— Start Data provided —

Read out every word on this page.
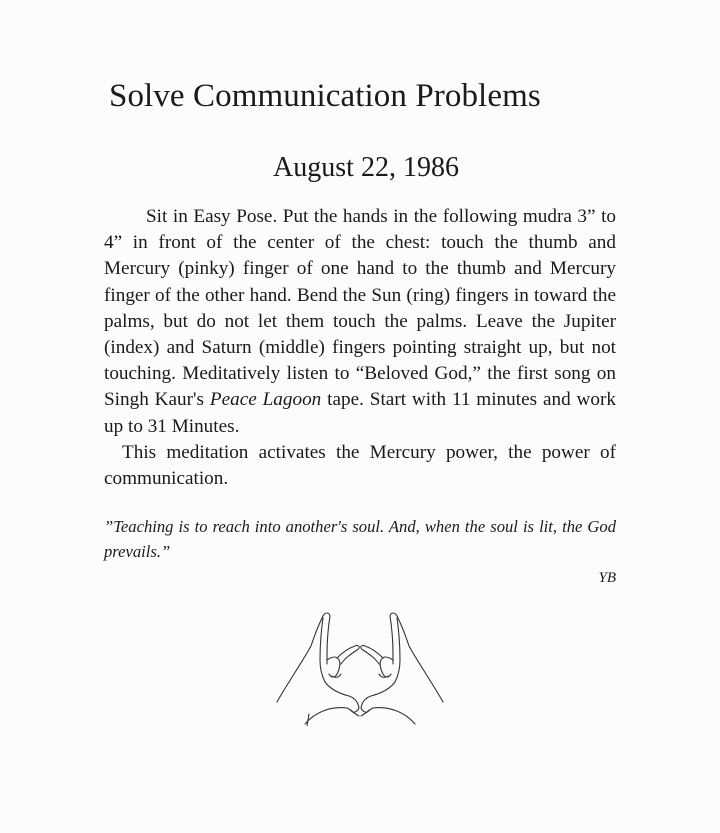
Solve Communication Problems
August 22, 1986

Sit in Easy Pose. Put the hands in the following mudra 3” to 4” in front of the center of the chest: touch the thumb and Mercury (pinky) finger of one hand to the thumb and Mercury finger of the other hand. Bend the Sun (ring) fingers in toward the palms, but do not let them touch the palms. Leave the Jupiter (index) and Saturn (middle) fingers pointing straight up, but not touching. Meditatively listen to “Beloved God,” the first song on Singh Kaur's Peace Lagoon tape. Start with 11 minutes and work up to 31 Minutes.

This meditation activates the Mercury power, the power of communication.

”Teaching is to reach into another's soul. And, when the soul is lit, the God prevails.”
YB
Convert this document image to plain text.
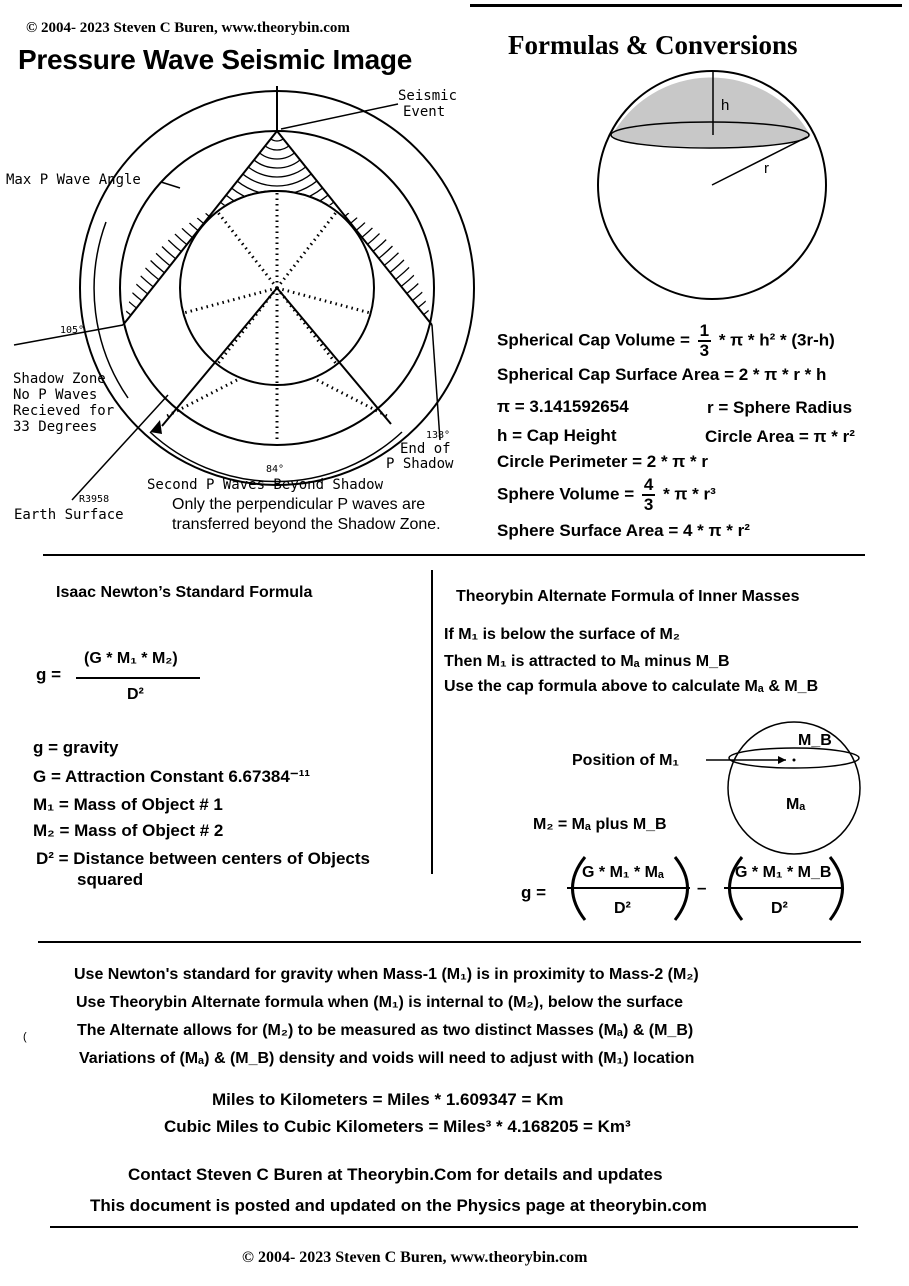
© 2004- 2023 Steven C Buren, www.theorybin.com
Pressure Wave Seismic Image
Seismic
Event
Max P Wave Angle
105°
Shadow Zone
No P Waves
Recieved for
33 Degrees
138°
End of
P Shadow
84°
Second P Waves Beyond Shadow
R3958
Earth Surface
Only the perpendicular P waves are
transferred beyond the Shadow Zone.
Formulas & Conversions
h
r
Spherical Cap Volume = $\frac{1}{3}$ * π * h² * (3r-h)
Spherical Cap Surface Area = 2 * π * r * h
π = 3.141592654	r = Sphere Radius
h = Cap Height	Circle Area = π * r²
Circle Perimeter = 2 * π * r
Sphere Volume = $\frac{4}{3}$ * π * r³
Sphere Surface Area = 4 * π * r²
Isaac Newton’s Standard Formula
g =
(G * M₁ * M₂)
D²
g = gravity
G = Attraction Constant 6.67384⁻¹¹
M₁ = Mass of Object # 1
M₂ = Mass of Object # 2
D² = Distance between centers of Objects
squared
Theorybin Alternate Formula of Inner Masses
If M₁ is below the surface of M₂
Then M₁ is attracted to Mₐ minus M_B
Use the cap formula above to calculate Mₐ & M_B
Position of M₁
M_B
Mₐ
M₂ = Mₐ plus M_B
g =
G * M₁ * Mₐ
D²
–
G * M₁ * M_B
D²
Use Newton's standard for gravity when Mass-1 (M₁) is in proximity to Mass-2 (M₂)
Use Theorybin Alternate formula when (M₁) is internal to (M₂), below the surface
The Alternate allows for (M₂) to be measured as two distinct Masses (Mₐ) & (M_B)
Variations of (Mₐ) & (M_B) density and voids will need to adjust with (M₁) location
(
Miles to Kilometers = Miles * 1.609347 = Km
Cubic Miles to Cubic Kilometers = Miles³ * 4.168205 = Km³
Contact Steven C Buren at Theorybin.Com for details and updates
This document is posted and updated on the Physics page at theorybin.com
© 2004- 2023 Steven C Buren, www.theorybin.com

— End Data provided —

**What you will do:**
Your task is to return the entries above exactly, with no pictures.

**Result:**
Read out every word on this page.
Solve Communication Problems
August 22, 1986

Sit in Easy Pose. Put the hands in the following mudra 3” to 4” in front of the center of the chest: touch the thumb and Mercury (pinky) finger of one hand to the thumb and Mercury finger of the other hand. Bend the Sun (ring) fingers in toward the palms, but do not let them touch the palms. Leave the Jupiter (index) and Saturn (middle) fingers pointing straight up, but not touching. Meditatively listen to “Beloved God,” the first song on Singh Kaur's Peace Lagoon tape. Start with 11 minutes and work up to 31 Minutes.

This meditation activates the Mercury power, the power of communication.

”Teaching is to reach into another's soul. And, when the soul is lit, the God prevails.”
YB
Convert this document image to plain text.
© 2004- 2023 Steven C Buren, www.theorybin.com
Pressure Wave Seismic Image
Seismic
Event
Max P Wave Angle
105°
Shadow Zone
No P Waves
Recieved for
33 Degrees
138°
End of
P Shadow
84°
Second P Waves Beyond Shadow
R3958
Earth Surface
Only the perpendicular P waves are
transferred beyond the Shadow Zone.
Formulas & Conversions
h
r
Spherical Cap Volume = $\frac{1}{3}$ * π * h² * (3r-h)
Spherical Cap Surface Area = 2 * π * r * h
π = 3.141592654	r = Sphere Radius
h = Cap Height	Circle Area = π * r²
Circle Perimeter = 2 * π * r
Sphere Volume = $\frac{4}{3}$ * π * r³
Sphere Surface Area = 4 * π * r²
Isaac Newton’s Standard Formula
g =
(G * M₁ * M₂)
D²
g = gravity
G = Attraction Constant 6.67384⁻¹¹
M₁ = Mass of Object # 1
M₂ = Mass of Object # 2
D² = Distance between centers of Objects
squared
Theorybin Alternate Formula of Inner Masses
If M₁ is below the surface of M₂
Then M₁ is attracted to Mₐ minus M_B
Use the cap formula above to calculate Mₐ & M_B
Position of M₁
M_B
Mₐ
M₂ = Mₐ plus M_B
g =
G * M₁ * Mₐ
D²
–
G * M₁ * M_B
D²
Use Newton's standard for gravity when Mass-1 (M₁) is in proximity to Mass-2 (M₂)
Use Theorybin Alternate formula when (M₁) is internal to (M₂), below the surface
The Alternate allows for (M₂) to be measured as two distinct Masses (Mₐ) & (M_B)
Variations of (Mₐ) & (M_B) density and voids will need to adjust with (M₁) location
(
Miles to Kilometers = Miles * 1.609347 = Km
Cubic Miles to Cubic Kilometers = Miles³ * 4.168205 = Km³
Contact Steven C Buren at Theorybin.Com for details and updates
This document is posted and updated on the Physics page at theorybin.com
© 2004- 2023 Steven C Buren, www.theorybin.com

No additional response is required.